_DATA ROWS_
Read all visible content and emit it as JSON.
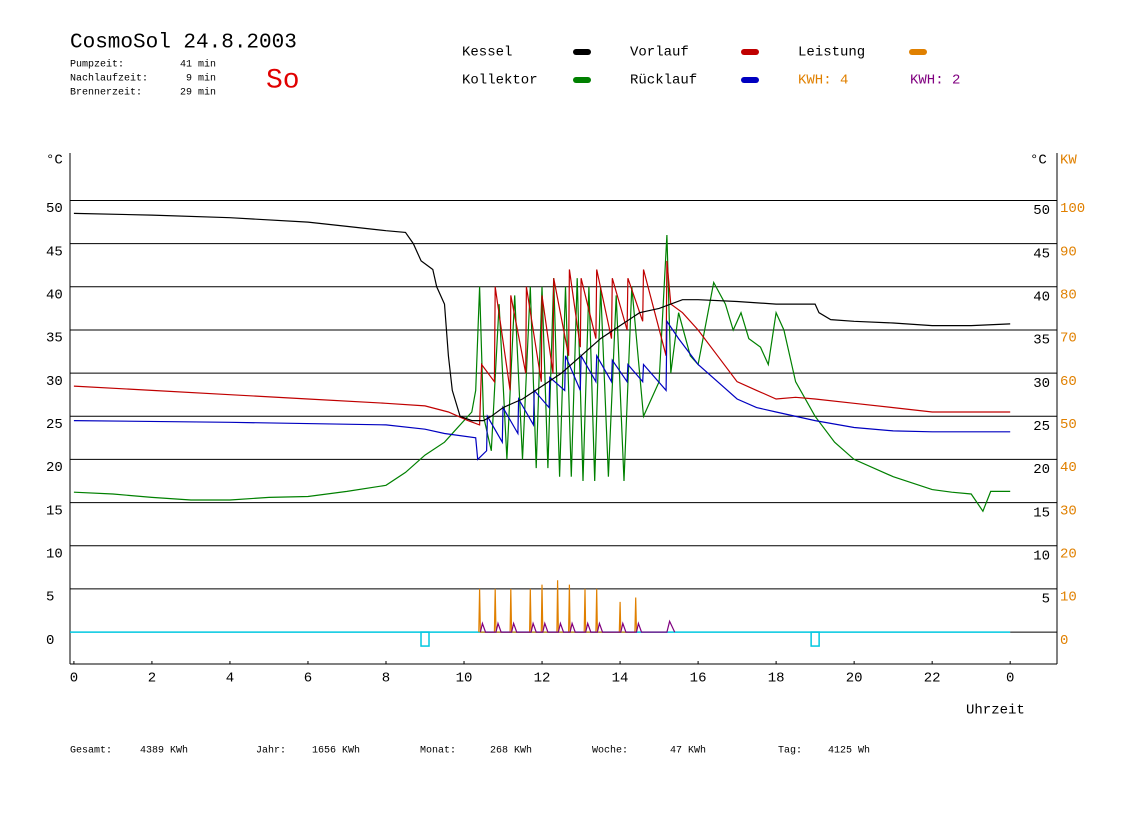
{
  "chart_data": {
    "type": "line",
    "title": "CosmoSol 24.8.2003",
    "day": "So",
    "info": [
      [
        "Pumpzeit:",
        "41 min"
      ],
      [
        "Nachlaufzeit:",
        "9 min"
      ],
      [
        "Brennerzeit:",
        "29 min"
      ]
    ],
    "kwh": [
      {
        "label": "KWH: 4",
        "color": "#e08000"
      },
      {
        "label": "KWH: 2",
        "color": "#800080"
      }
    ],
    "totals": [
      [
        "Gesamt:",
        "4389 KWh"
      ],
      [
        "Jahr:",
        "1656 KWh"
      ],
      [
        "Monat:",
        "268 KWh"
      ],
      [
        "Woche:",
        "47 KWh"
      ],
      [
        "Tag:",
        "4125 Wh"
      ]
    ],
    "ylabel": "°C",
    "y2label_c": "°C",
    "y2label": "KW",
    "xlabel": "Uhrzeit",
    "xlim": [
      -0.1,
      25.2
    ],
    "ylim": [
      -3.7,
      55.5
    ],
    "y2lim": [
      -7.4,
      111
    ],
    "xticks": [
      0,
      2,
      4,
      6,
      8,
      10,
      12,
      14,
      16,
      18,
      20,
      22,
      {
        "value": 24,
        "label": "0"
      }
    ],
    "yticks": [
      0,
      5,
      10,
      15,
      20,
      25,
      30,
      35,
      40,
      45,
      50
    ],
    "yticks_right": [
      5,
      10,
      15,
      20,
      25,
      30,
      35,
      40,
      45,
      50
    ],
    "y2ticks": [
      0,
      10,
      20,
      30,
      40,
      50,
      60,
      70,
      80,
      90,
      100
    ],
    "grid": true,
    "markers": [
      9,
      19
    ],
    "marker_color": "#00c8e0",
    "series": [
      {
        "name": "Kessel",
        "color": "#000000",
        "x": [
          0,
          2,
          4,
          6,
          7,
          8,
          8.5,
          8.7,
          8.9,
          9.2,
          9.3,
          9.5,
          9.6,
          9.7,
          9.9,
          10.2,
          10.5,
          10.7,
          11,
          11.5,
          12,
          12.5,
          13,
          13.5,
          14,
          14.5,
          15,
          15.3,
          15.6,
          16,
          17,
          18,
          19,
          19.1,
          19.4,
          20,
          21,
          22,
          23,
          24
        ],
        "values": [
          48.5,
          48.3,
          48,
          47.5,
          47,
          46.5,
          46.3,
          45,
          43,
          42,
          40,
          38,
          32,
          28,
          25,
          24.5,
          24.5,
          25,
          26,
          27,
          28.5,
          30,
          32,
          34,
          35.5,
          37,
          37.5,
          38,
          38.5,
          38.5,
          38.3,
          38,
          38,
          37,
          36.2,
          36,
          35.8,
          35.5,
          35.5,
          35.7
        ]
      },
      {
        "name": "Kollektor",
        "color": "#008000",
        "x": [
          0,
          1,
          2,
          3,
          4,
          5,
          6,
          7,
          8,
          8.5,
          9,
          9.5,
          9.8,
          10,
          10.2,
          10.3,
          10.4,
          10.5,
          10.7,
          10.9,
          11.1,
          11.3,
          11.5,
          11.7,
          11.85,
          12,
          12.15,
          12.3,
          12.45,
          12.6,
          12.75,
          12.9,
          13.05,
          13.2,
          13.35,
          13.5,
          13.7,
          13.9,
          14.1,
          14.3,
          14.6,
          15,
          15.2,
          15.3,
          15.5,
          15.8,
          16,
          16.4,
          16.7,
          16.9,
          17.1,
          17.3,
          17.6,
          17.8,
          18,
          18.2,
          18.5,
          19,
          19.5,
          20,
          21,
          22,
          22.5,
          23,
          23.3,
          23.5,
          24
        ],
        "values": [
          16.2,
          16,
          15.6,
          15.3,
          15.3,
          15.6,
          15.7,
          16.3,
          17,
          18.5,
          20.5,
          22,
          23.5,
          24.5,
          25.5,
          28,
          40,
          25,
          21,
          38,
          20,
          39,
          20,
          40,
          19,
          40,
          19,
          41,
          18,
          40,
          18,
          41,
          17.5,
          40,
          17.5,
          40,
          18,
          39,
          17.5,
          40,
          25,
          29,
          46,
          30,
          37,
          32,
          31,
          40.5,
          38,
          35,
          37,
          34,
          33,
          31,
          37,
          35,
          29,
          25,
          22,
          20,
          18,
          16.5,
          16.2,
          16,
          14,
          16.3,
          16.3
        ]
      },
      {
        "name": "Vorlauf",
        "color": "#c00000",
        "x": [
          0,
          2,
          4,
          6,
          8,
          9,
          9.6,
          10.1,
          10.4,
          10.45,
          10.78,
          10.8,
          11.18,
          11.2,
          11.58,
          11.6,
          11.98,
          12,
          12.28,
          12.3,
          12.68,
          12.7,
          12.98,
          13,
          13.38,
          13.4,
          13.78,
          13.8,
          14.18,
          14.2,
          14.58,
          14.6,
          15.18,
          15.2,
          15.3,
          15.6,
          16,
          16.5,
          17,
          17.5,
          18,
          18.5,
          19,
          20,
          21,
          22,
          24
        ],
        "values": [
          28.5,
          28,
          27.5,
          27,
          26.5,
          26.2,
          25.5,
          24.5,
          24,
          31,
          29,
          40,
          28,
          39,
          30,
          40,
          29,
          39,
          30,
          41,
          32,
          42,
          33,
          41,
          34,
          42,
          34,
          41,
          35,
          41,
          36,
          42,
          32,
          43,
          38,
          37,
          35,
          32,
          29,
          28,
          27,
          27.2,
          27,
          26.5,
          26,
          25.5,
          25.5
        ]
      },
      {
        "name": "Rücklauf",
        "color": "#0000c0",
        "x": [
          0,
          4,
          8,
          9,
          9.5,
          10.3,
          10.35,
          10.58,
          10.6,
          10.98,
          11,
          11.38,
          11.4,
          11.78,
          11.8,
          12.18,
          12.2,
          12.58,
          12.6,
          12.98,
          13,
          13.38,
          13.4,
          13.78,
          13.8,
          14.18,
          14.2,
          14.58,
          14.6,
          15.18,
          15.2,
          15.5,
          16,
          16.5,
          17,
          17.5,
          18,
          19,
          20,
          21,
          22,
          24
        ],
        "values": [
          24.5,
          24.3,
          24,
          23.5,
          23,
          22.5,
          20,
          21,
          25,
          22,
          26,
          23,
          27,
          24,
          28,
          26,
          29.5,
          28,
          32,
          28,
          32,
          29,
          32,
          29,
          31.5,
          29,
          31,
          29,
          31,
          28,
          36,
          34,
          31,
          29,
          27,
          26,
          25.5,
          24.5,
          23.7,
          23.3,
          23.2,
          23.2
        ]
      },
      {
        "name": "Leistung",
        "color": "#e08000",
        "axis": "y2",
        "x": [
          10.38,
          10.4,
          10.42,
          10.78,
          10.8,
          10.82,
          11.18,
          11.2,
          11.22,
          11.68,
          11.7,
          11.72,
          11.98,
          12,
          12.02,
          12.38,
          12.4,
          12.42,
          12.68,
          12.7,
          12.72,
          13.08,
          13.1,
          13.12,
          13.38,
          13.4,
          13.42,
          13.98,
          14,
          14.02,
          14.38,
          14.4,
          14.42
        ],
        "values": [
          0,
          10,
          0,
          0,
          10,
          0,
          0,
          10,
          0,
          0,
          10,
          0,
          0,
          11,
          0,
          0,
          12,
          0,
          0,
          11,
          0,
          0,
          10,
          0,
          0,
          10,
          0,
          0,
          7,
          0,
          0,
          8,
          0
        ]
      },
      {
        "color": "#800080",
        "axis": "y2",
        "x": [
          10.42,
          10.47,
          10.55,
          10.82,
          10.87,
          10.95,
          11.22,
          11.27,
          11.35,
          11.72,
          11.77,
          11.85,
          12.02,
          12.07,
          12.15,
          12.42,
          12.47,
          12.55,
          12.72,
          12.77,
          12.85,
          13.12,
          13.17,
          13.25,
          13.42,
          13.47,
          13.55,
          14.02,
          14.07,
          14.15,
          14.42,
          14.47,
          14.55,
          15.2,
          15.27,
          15.4
        ],
        "values": [
          0,
          2,
          0,
          0,
          2,
          0,
          0,
          2,
          0,
          0,
          2,
          0,
          0,
          2,
          0,
          0,
          2,
          0,
          0,
          2,
          0,
          0,
          2,
          0,
          0,
          2,
          0,
          0,
          2,
          0,
          0,
          2,
          0,
          0,
          2.5,
          0
        ]
      }
    ]
  }
}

_GOAL OF THE EXERCISE_
Look through the entries above. Extract each line with the word "name".

_EXERCISE SOLUTION_
        "name": "Kessel",
        "name": "Kollektor",
        "name": "Vorlauf",
        "name": "Rücklauf",
        "name": "Leistung",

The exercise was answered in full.